Reproduce all entries precisely, down to the last character.

## begin Supplied records

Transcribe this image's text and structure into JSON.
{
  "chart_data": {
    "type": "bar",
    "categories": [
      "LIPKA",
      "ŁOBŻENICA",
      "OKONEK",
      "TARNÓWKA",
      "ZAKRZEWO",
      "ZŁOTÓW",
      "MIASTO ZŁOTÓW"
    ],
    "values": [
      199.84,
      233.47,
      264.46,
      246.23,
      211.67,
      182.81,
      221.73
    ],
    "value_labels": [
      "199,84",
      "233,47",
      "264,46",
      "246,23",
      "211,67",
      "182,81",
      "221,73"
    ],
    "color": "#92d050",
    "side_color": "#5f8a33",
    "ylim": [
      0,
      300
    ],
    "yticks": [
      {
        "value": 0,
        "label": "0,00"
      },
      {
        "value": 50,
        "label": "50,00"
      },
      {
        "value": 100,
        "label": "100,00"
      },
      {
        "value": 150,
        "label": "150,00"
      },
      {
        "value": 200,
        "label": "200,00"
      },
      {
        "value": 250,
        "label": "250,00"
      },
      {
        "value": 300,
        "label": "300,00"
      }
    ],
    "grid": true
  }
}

## end Supplied records

• Solution below
Transcribe this image's text and structure into JSON.
{
  "chart_data": {
    "type": "bar",
    "categories": [
      "LIPKA",
      "ŁOBŻENICA",
      "OKONEK",
      "TARNÓWKA",
      "ZAKRZEWO",
      "ZŁOTÓW",
      "MIASTO ZŁOTÓW"
    ],
    "values": [
      199.84,
      233.47,
      264.46,
      246.23,
      211.67,
      182.81,
      221.73
    ],
    "value_labels": [
      "199,84",
      "233,47",
      "264,46",
      "246,23",
      "211,67",
      "182,81",
      "221,73"
    ],
    "color": "#92d050",
    "side_color": "#5f8a33",
    "ylim": [
      0,
      300
    ],
    "yticks": [
      {
        "value": 0,
        "label": "0,00"
      },
      {
        "value": 50,
        "label": "50,00"
      },
      {
        "value": 100,
        "label": "100,00"
      },
      {
        "value": 150,
        "label": "150,00"
      },
      {
        "value": 200,
        "label": "200,00"
      },
      {
        "value": 250,
        "label": "250,00"
      },
      {
        "value": 300,
        "label": "300,00"
      }
    ],
    "grid": true
  }
}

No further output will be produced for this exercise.